─── Stored records ───
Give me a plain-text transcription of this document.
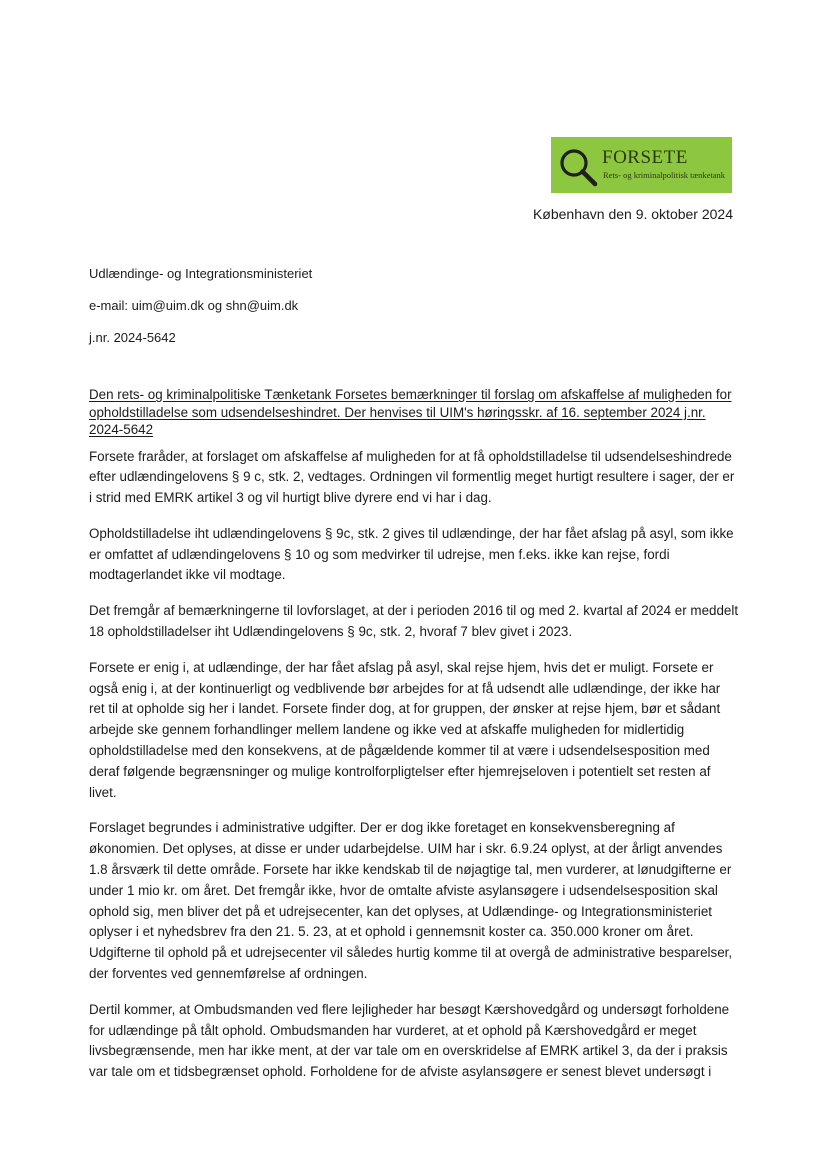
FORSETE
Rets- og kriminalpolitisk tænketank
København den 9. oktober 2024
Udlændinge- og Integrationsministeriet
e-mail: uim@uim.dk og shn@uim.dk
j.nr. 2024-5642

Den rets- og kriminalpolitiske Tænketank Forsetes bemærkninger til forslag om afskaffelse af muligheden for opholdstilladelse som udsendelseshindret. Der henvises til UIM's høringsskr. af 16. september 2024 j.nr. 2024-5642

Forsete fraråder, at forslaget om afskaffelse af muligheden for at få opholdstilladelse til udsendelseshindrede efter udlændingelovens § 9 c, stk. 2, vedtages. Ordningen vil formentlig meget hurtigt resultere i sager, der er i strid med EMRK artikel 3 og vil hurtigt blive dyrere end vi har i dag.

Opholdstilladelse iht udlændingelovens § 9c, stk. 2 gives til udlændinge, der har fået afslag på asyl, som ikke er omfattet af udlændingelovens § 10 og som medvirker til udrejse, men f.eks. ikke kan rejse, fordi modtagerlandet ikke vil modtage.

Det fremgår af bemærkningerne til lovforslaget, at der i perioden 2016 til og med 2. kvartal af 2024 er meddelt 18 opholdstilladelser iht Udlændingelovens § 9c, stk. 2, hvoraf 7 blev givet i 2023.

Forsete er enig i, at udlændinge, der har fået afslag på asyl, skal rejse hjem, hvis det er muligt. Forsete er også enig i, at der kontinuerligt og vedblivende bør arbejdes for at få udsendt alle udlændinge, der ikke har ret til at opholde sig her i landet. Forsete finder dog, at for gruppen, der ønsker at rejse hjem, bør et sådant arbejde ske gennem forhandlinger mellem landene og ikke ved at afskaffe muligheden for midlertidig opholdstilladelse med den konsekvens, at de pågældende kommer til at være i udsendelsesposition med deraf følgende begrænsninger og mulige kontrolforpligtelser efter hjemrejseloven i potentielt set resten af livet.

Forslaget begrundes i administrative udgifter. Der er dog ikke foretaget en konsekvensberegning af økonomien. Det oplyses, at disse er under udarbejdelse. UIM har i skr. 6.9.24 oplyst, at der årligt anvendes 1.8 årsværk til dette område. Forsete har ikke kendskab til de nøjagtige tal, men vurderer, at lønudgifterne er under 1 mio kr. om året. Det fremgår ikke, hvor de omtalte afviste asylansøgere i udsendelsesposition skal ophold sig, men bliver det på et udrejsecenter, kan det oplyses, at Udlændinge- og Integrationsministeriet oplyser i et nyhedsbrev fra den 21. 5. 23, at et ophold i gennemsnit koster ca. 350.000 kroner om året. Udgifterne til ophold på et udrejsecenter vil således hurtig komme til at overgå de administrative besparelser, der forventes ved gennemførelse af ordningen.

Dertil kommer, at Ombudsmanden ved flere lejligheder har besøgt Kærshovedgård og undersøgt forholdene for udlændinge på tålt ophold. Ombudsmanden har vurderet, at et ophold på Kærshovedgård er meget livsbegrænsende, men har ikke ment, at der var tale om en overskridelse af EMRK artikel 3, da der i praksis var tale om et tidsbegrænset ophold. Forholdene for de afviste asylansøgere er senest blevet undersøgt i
───
─── Stored records ───
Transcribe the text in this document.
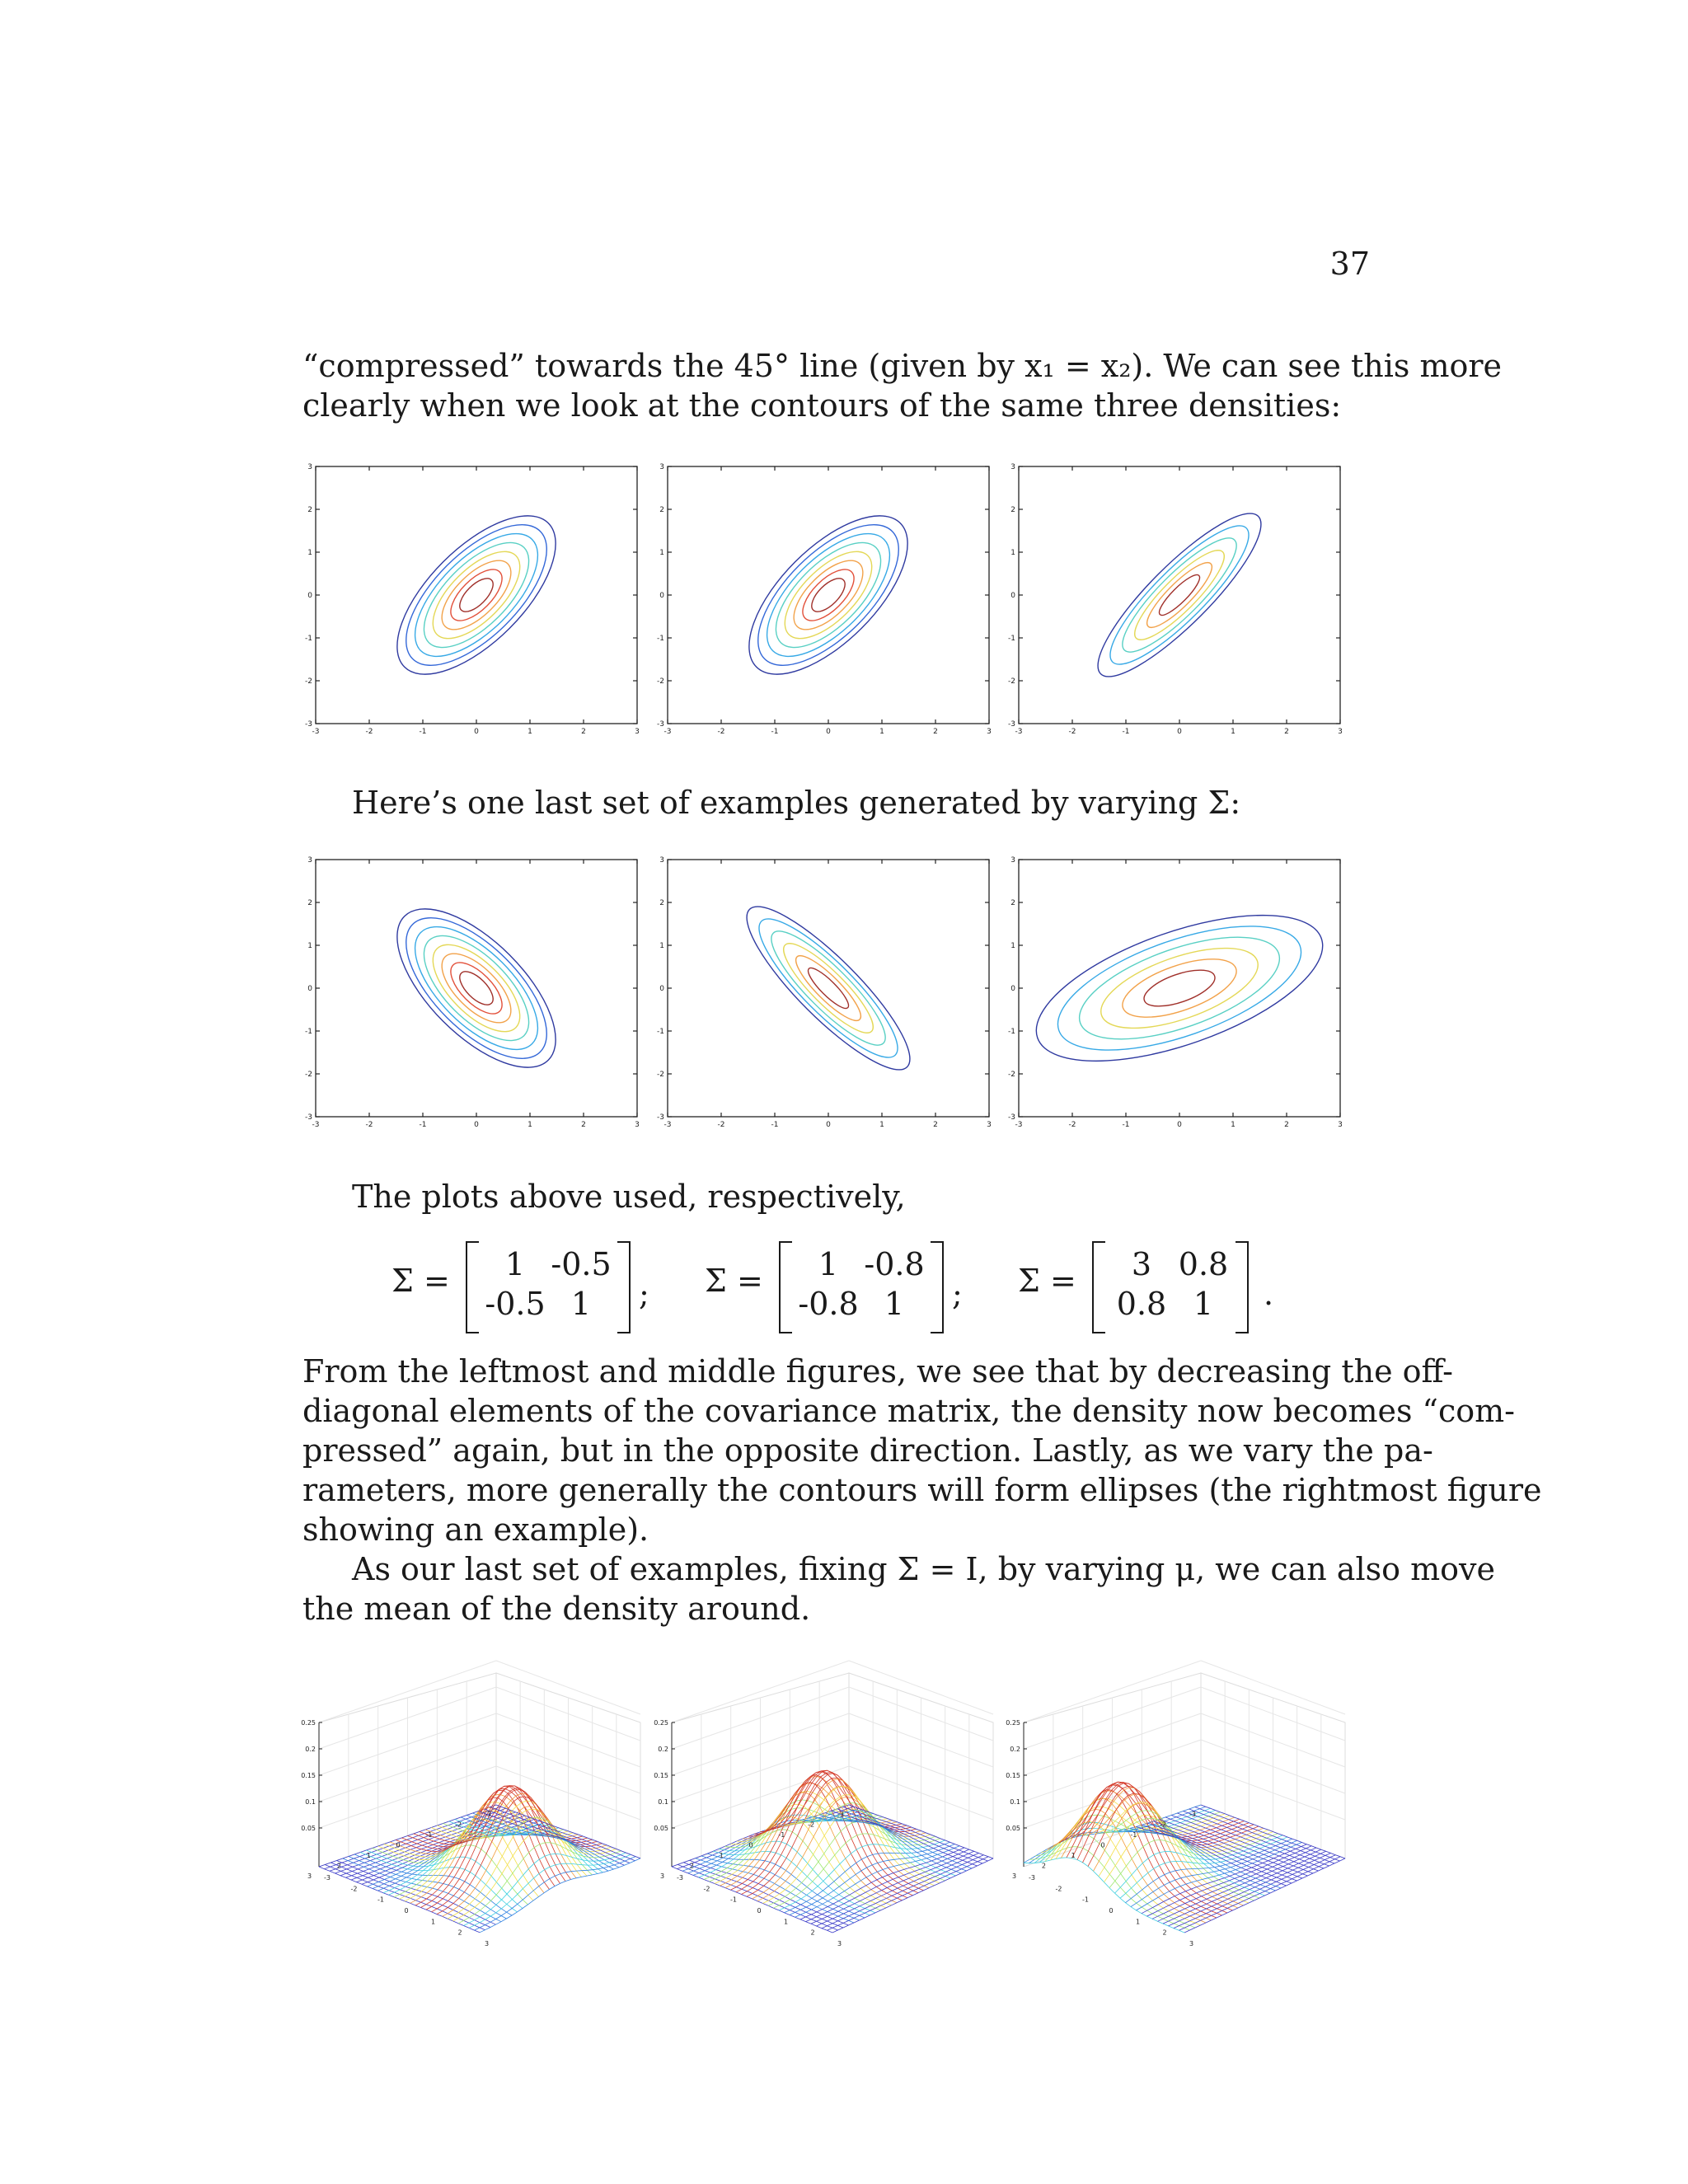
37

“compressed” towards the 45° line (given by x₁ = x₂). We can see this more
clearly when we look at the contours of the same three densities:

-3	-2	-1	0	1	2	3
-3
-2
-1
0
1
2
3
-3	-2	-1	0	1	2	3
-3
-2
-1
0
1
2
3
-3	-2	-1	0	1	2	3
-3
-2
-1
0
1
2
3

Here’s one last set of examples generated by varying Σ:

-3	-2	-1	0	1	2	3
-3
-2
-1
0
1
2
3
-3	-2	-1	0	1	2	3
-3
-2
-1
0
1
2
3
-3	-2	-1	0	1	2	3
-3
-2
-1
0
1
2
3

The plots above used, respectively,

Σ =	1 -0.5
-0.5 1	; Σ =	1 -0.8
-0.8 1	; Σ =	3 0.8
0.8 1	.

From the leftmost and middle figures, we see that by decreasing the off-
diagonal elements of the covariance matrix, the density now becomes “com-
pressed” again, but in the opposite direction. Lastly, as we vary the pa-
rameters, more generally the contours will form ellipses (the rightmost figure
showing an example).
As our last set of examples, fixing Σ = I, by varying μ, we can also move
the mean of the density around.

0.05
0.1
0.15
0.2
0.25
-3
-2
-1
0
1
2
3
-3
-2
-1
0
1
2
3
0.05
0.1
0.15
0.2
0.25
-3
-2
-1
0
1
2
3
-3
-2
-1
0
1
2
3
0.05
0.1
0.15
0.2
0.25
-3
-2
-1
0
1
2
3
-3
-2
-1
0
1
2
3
───
─── Stored records ───
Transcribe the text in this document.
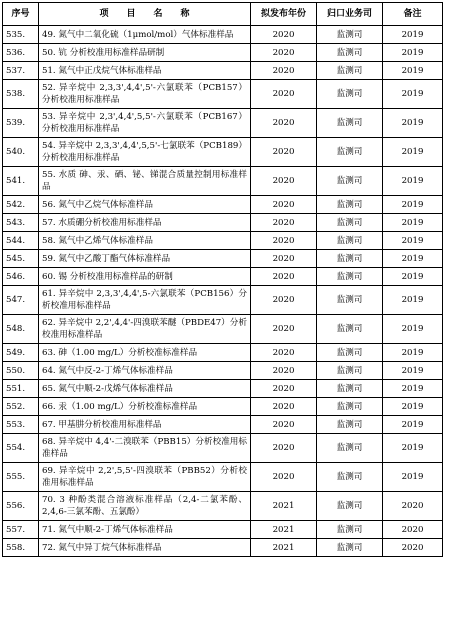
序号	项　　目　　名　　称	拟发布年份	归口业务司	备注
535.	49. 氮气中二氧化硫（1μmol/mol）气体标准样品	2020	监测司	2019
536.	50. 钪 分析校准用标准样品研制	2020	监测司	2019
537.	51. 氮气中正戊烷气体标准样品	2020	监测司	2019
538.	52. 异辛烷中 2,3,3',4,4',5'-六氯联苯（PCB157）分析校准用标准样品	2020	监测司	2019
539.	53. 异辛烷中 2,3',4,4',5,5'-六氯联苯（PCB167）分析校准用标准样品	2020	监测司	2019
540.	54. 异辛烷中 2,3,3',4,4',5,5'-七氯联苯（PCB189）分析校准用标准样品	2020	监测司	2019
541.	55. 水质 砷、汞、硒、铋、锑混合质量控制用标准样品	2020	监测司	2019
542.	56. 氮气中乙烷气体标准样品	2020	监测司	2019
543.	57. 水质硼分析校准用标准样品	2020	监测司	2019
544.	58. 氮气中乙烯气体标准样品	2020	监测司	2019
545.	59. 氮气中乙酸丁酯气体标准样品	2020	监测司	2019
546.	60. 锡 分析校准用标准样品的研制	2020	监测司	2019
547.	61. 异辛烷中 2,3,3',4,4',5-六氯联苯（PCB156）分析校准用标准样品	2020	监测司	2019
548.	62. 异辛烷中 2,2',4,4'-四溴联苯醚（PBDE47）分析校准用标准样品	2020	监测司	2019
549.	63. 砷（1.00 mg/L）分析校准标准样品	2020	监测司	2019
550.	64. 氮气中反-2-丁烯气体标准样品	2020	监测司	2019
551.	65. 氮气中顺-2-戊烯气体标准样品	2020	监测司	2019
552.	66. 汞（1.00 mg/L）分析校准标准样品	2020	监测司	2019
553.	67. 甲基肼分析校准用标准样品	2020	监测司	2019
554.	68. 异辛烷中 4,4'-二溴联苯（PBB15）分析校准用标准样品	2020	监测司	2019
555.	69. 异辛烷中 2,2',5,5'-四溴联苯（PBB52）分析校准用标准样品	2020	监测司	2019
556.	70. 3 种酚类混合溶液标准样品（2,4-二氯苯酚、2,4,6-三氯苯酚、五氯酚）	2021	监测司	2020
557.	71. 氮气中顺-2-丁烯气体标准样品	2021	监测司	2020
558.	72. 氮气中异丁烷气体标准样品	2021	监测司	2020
───
→ What the exercise asks
In the entries above, find every line holding the word "this" and copy it out.

→ Written solution
Give me a plain-text transcription of this document.
Transcribe the text in this document.
“compressed” towards the 45° line (given by x₁ = x₂). We can see this more
Transcribe the text in this document.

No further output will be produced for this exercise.